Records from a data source

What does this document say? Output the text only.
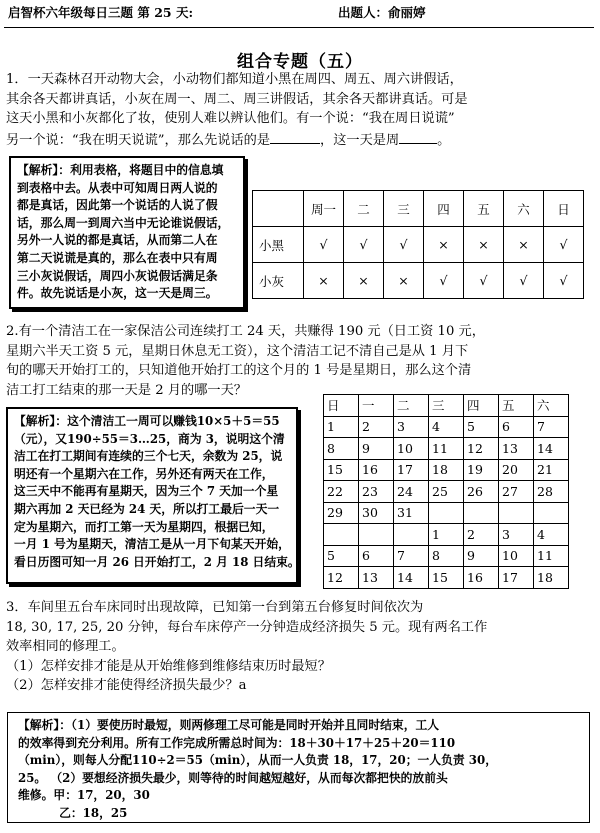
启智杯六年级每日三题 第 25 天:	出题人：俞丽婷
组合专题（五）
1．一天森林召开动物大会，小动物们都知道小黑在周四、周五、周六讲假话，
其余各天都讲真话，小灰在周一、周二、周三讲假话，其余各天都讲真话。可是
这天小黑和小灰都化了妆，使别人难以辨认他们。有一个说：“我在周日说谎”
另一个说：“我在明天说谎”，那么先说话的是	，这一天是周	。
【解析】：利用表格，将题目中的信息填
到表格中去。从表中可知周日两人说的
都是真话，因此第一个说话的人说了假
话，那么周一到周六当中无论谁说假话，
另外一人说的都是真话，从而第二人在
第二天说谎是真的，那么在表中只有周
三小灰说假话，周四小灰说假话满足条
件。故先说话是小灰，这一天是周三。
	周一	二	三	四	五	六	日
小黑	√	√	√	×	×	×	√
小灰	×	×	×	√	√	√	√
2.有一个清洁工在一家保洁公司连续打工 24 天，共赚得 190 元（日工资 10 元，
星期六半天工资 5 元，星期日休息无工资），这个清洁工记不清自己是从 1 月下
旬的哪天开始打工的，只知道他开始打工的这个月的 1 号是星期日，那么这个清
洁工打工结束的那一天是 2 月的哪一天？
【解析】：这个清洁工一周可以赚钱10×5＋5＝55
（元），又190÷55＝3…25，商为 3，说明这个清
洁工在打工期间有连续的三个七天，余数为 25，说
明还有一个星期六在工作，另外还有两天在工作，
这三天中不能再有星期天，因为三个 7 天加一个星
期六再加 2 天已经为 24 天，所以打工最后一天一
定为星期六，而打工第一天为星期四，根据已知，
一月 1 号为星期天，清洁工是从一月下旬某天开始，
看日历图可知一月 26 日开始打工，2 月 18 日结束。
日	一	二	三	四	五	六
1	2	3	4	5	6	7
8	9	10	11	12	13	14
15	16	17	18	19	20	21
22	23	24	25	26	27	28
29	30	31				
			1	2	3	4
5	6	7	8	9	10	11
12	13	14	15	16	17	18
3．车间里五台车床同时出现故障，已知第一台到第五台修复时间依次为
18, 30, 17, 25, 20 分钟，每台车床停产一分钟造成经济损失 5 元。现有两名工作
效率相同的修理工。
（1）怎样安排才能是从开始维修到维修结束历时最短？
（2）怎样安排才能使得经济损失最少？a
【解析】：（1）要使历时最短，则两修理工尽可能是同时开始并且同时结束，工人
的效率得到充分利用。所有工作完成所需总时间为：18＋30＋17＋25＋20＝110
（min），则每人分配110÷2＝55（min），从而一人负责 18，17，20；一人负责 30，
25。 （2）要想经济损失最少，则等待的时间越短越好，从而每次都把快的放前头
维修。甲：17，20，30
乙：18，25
* * *
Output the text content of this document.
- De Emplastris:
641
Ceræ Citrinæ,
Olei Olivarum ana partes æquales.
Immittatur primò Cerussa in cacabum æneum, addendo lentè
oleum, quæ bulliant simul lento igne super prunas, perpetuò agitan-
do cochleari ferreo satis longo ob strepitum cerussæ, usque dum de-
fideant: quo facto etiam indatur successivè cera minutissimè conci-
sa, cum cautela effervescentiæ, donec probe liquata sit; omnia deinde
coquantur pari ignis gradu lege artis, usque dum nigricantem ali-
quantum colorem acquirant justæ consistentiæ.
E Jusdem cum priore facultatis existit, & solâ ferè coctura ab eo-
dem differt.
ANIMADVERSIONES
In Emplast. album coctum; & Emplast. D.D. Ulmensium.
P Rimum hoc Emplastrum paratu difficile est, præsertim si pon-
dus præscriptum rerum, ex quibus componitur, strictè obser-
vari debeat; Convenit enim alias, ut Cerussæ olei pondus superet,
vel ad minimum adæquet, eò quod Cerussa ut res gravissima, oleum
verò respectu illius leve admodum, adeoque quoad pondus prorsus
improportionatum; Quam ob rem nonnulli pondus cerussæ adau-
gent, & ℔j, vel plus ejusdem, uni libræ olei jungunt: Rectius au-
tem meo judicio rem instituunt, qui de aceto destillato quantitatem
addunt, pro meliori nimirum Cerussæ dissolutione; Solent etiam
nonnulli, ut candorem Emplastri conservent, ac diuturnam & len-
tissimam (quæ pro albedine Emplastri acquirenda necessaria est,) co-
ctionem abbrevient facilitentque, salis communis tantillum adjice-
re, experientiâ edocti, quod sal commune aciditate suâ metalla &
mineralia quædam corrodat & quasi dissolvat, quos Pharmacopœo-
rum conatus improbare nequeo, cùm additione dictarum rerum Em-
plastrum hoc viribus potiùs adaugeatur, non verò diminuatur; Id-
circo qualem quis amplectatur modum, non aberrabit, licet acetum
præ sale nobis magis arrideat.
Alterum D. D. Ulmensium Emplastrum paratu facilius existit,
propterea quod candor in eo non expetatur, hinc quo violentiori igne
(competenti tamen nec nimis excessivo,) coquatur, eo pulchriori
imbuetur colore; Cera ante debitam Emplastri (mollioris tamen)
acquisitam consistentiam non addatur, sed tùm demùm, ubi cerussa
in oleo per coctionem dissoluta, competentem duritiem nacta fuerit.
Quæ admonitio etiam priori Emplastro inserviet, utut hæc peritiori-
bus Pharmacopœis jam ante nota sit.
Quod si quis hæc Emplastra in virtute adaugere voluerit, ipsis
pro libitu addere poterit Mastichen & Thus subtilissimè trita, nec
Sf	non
---
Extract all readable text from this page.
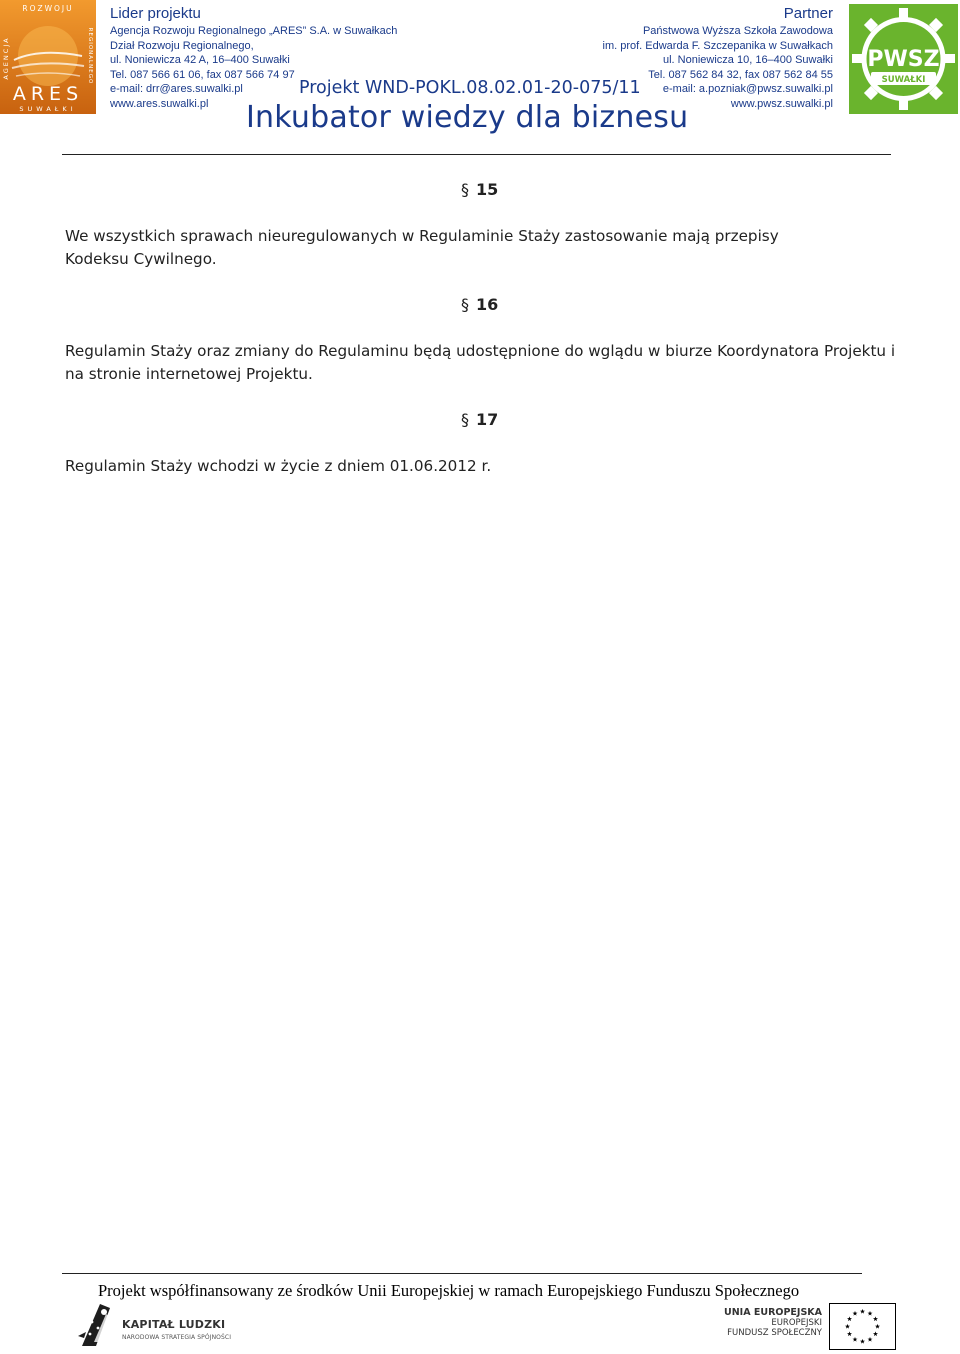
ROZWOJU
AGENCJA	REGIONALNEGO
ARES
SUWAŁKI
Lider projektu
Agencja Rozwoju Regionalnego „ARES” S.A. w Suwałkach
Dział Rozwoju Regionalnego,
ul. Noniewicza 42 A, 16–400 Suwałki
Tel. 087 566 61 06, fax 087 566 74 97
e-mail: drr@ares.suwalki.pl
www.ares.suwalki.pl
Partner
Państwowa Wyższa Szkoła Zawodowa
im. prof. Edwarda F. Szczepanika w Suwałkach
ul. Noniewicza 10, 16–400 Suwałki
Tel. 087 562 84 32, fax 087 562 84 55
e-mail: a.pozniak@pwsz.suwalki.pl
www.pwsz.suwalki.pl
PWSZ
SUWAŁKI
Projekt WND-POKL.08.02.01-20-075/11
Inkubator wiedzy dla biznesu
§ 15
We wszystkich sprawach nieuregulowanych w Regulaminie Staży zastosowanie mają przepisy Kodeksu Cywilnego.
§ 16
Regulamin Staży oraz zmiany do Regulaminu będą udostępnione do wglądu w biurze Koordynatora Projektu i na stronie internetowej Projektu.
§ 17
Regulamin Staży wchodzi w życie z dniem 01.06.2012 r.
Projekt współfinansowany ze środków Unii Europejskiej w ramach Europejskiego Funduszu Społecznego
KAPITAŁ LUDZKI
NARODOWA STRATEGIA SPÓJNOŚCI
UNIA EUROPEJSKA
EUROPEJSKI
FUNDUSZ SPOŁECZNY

Given instruction
Look through the lines above and collect those with the word "document".

Full answer
What does this document say? Output the text only.
Output the text content of this document.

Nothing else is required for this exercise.